[INSTRUCTION] Read the records below and copy each line that contains "label".

[DATA EXCERPTS]
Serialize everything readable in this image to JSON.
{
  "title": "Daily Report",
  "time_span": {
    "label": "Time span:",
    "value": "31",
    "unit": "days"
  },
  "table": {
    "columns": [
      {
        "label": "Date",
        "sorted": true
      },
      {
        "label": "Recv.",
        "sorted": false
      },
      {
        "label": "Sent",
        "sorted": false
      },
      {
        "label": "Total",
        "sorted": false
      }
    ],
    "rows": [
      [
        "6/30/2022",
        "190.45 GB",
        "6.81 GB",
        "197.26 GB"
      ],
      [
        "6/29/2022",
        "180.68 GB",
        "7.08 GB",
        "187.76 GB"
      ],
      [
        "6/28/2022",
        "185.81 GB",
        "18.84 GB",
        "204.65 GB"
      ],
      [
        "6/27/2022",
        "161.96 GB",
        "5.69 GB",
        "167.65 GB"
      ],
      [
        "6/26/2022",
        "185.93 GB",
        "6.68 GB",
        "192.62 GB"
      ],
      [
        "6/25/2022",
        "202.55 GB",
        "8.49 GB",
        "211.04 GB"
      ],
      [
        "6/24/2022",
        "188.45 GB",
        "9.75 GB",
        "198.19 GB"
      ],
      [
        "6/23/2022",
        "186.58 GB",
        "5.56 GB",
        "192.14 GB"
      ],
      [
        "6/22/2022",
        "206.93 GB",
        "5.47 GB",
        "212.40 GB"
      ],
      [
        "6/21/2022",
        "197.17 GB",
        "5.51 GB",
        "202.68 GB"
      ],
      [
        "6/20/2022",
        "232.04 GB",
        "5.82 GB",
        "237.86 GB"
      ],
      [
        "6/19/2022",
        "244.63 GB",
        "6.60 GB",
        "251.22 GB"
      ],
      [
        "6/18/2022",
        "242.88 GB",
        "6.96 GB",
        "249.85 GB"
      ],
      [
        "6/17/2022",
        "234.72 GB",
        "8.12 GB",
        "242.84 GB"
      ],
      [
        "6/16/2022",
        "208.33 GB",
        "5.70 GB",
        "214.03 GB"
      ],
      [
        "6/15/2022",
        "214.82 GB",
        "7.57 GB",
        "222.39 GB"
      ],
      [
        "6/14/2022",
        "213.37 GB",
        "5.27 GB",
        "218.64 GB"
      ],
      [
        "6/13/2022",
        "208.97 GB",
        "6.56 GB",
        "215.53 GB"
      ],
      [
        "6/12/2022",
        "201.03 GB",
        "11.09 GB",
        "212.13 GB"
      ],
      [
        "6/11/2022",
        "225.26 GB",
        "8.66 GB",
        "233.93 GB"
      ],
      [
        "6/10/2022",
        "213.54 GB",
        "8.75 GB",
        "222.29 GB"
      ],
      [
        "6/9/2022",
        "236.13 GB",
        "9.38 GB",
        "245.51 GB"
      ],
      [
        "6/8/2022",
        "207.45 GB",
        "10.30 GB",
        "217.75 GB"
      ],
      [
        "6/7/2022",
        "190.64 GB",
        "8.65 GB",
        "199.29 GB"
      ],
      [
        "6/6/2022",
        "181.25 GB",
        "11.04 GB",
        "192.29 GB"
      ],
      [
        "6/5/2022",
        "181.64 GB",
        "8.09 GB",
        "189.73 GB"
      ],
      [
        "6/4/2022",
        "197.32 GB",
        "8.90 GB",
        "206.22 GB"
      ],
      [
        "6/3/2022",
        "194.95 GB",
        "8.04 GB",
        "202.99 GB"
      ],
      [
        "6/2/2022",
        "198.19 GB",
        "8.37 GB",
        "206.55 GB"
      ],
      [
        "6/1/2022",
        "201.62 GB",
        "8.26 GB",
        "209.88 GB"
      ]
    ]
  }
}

[TASK RESULT]
    "label": "Time span:",
        "label": "Date",
        "label": "Recv.",
        "label": "Sent",
        "label": "Total",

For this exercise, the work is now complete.